Extrait du document ::
D’emblée, Corinne Poracchia annonce la règle du jeu: «On ne choisit pas le métier. C’est lui qui vous choisit.» Propriétaire et présidente de l’agence Folio, qu’elle a fondée en 1985, et ex-mannequin elle-même, Mme Poracchia sait de quoi elle parle. Elle avoue avoir accepté de collaborer à Portfolio dans le but de démolir les clichés entourant ce métier dont rêvent tant de jeunes filles. Et pas mal de garçons aussi. Qui pourrait le leur reprocher? Gagner sa vie en prenant la pose devant la caméra ou en défilant sur les podiums de Milan à New York, avec vols en classe affaires, suites dans les meilleurs hôtels, tapis rouge sous les pieds et flûte de champagne à la main… Il y a en effet de quoi faire rêver, même la plus fervente adepte de «simplicité volontaire».

Données fournies ::

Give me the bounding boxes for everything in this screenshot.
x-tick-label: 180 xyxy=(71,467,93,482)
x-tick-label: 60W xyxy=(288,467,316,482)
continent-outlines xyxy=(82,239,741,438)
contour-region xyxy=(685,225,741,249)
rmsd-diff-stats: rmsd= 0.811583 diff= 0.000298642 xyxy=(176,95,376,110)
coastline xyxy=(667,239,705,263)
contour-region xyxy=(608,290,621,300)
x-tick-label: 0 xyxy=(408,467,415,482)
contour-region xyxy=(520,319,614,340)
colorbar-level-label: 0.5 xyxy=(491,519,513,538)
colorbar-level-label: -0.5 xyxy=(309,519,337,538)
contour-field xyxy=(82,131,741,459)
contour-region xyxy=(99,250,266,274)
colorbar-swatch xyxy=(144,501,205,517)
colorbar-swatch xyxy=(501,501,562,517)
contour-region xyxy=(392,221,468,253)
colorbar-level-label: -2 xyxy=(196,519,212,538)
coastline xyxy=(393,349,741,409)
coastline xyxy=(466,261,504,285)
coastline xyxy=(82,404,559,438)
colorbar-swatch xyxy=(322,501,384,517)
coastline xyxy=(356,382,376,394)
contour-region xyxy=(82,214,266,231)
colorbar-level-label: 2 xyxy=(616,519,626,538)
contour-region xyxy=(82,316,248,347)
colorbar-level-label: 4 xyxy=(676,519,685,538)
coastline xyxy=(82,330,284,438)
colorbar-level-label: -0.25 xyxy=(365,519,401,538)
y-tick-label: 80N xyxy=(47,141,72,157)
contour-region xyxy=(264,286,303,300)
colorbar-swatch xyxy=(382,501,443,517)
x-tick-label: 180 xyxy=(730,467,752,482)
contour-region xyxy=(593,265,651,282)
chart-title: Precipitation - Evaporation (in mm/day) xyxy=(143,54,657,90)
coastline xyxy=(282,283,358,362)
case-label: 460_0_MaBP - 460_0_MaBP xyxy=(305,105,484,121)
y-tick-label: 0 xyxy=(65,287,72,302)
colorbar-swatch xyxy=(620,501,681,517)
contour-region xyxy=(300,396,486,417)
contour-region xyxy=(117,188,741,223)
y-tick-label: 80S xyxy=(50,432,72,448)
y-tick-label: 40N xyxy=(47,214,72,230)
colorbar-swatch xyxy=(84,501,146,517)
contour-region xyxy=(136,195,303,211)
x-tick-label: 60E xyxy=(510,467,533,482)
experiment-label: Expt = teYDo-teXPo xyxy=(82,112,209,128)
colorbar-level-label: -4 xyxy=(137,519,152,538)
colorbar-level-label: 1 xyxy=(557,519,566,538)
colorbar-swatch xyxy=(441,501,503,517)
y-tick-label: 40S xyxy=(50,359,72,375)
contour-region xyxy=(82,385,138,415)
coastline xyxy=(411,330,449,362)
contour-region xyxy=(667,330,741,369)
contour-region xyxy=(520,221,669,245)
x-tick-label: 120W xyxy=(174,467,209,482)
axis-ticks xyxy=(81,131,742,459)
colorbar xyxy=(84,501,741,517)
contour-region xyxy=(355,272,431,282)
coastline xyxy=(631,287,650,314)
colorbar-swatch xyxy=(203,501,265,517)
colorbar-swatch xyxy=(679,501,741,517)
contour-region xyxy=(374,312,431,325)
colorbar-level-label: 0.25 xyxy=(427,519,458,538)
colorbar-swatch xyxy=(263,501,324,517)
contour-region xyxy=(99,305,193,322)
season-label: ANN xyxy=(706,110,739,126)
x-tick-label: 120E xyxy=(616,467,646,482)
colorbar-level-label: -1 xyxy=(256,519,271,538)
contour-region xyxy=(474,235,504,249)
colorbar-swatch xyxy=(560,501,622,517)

Consignes ::
• 1. Selon le texte sur le métier de mannequin, en quelle année Corinne Poracchia a-t-elle fondé l'agence Folio?
• 2. Poursuivez, s'il vous plaît, le texte sur le métier de mannequin après sa dernière phrase.
Les enregistrements n'ont aucun lien avec le texte sur le métier de mannequin.

Corrigé ::
• 1. En 1985.

• 2.
En fait, c’est du boulot!
Sauf que la réalité n’est pas toujours aussi glamour. Élisabeth Lepage se souvient de ses débuts à 16 ans, des studios parisiens format mouchoir de poche partagés avec deux ou trois stars en devenir comme elle, des trajets en bus plutôt qu’en limousine, des séances photo suivies d’un défilé… six mois plus tard. Elle parle aussi de solitude, lorsque l’agence parachute la jeune mannequin dans une ville étrangère. «Imagine: tu n’es jamais vraiment sortie du Québec, et ton booker t’annonce que tu pars demain à Paris pour un mois. Voilà ton billet d’avion et l’adresse où tu vas habiter. Bonne chance, ma jolie! À toi de jouer. Il ne te reste qu’à boucler tes bagages, l’anxiété au ventre, et, une fois sur place, à téléphoner à ta maman tous les soirs en pleurnichant: “Je ne tiendrai pas le coup!”»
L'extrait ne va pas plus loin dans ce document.